## The exercise
Pick out every row below that contains the string "diario" and copy each one in full. Matching is case-sensitive.
** BEGIN Information supplied **
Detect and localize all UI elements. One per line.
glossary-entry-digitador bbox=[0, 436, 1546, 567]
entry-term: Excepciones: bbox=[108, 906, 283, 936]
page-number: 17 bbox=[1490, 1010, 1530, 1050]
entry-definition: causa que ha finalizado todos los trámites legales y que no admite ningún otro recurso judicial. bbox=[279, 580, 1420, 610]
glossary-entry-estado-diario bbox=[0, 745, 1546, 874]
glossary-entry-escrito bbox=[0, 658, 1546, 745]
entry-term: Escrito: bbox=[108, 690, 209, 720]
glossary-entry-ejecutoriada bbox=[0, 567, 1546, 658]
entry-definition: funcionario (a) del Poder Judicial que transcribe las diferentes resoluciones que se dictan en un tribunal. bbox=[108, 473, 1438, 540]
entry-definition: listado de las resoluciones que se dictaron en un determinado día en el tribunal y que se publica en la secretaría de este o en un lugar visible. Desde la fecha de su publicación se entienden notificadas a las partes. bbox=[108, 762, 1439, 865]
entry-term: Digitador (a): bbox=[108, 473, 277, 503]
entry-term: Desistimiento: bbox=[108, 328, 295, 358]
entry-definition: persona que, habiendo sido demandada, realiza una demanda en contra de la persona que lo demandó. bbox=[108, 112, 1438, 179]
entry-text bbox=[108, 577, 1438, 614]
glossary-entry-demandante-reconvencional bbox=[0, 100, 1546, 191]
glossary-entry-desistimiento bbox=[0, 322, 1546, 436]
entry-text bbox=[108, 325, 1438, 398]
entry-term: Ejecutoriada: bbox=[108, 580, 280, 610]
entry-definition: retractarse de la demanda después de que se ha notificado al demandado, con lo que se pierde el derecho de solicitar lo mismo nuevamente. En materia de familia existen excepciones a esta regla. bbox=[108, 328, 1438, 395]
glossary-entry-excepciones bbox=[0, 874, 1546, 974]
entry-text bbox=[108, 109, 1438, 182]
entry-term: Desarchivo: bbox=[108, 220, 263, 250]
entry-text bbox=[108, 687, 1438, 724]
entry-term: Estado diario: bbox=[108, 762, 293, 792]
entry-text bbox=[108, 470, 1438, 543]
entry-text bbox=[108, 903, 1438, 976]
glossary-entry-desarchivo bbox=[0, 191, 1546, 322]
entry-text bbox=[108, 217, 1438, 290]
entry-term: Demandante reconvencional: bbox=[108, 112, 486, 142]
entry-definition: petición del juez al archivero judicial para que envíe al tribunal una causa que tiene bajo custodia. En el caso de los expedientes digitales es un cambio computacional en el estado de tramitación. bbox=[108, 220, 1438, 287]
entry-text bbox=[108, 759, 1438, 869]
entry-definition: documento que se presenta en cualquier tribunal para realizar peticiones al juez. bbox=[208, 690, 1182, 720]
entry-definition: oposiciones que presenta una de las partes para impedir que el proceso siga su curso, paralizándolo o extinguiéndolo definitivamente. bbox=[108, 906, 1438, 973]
** END Information supplied **
## Output below
glossary-entry-estado-diario bbox=[0, 745, 1546, 874]
entry-term: Estado diario: bbox=[108, 762, 293, 792]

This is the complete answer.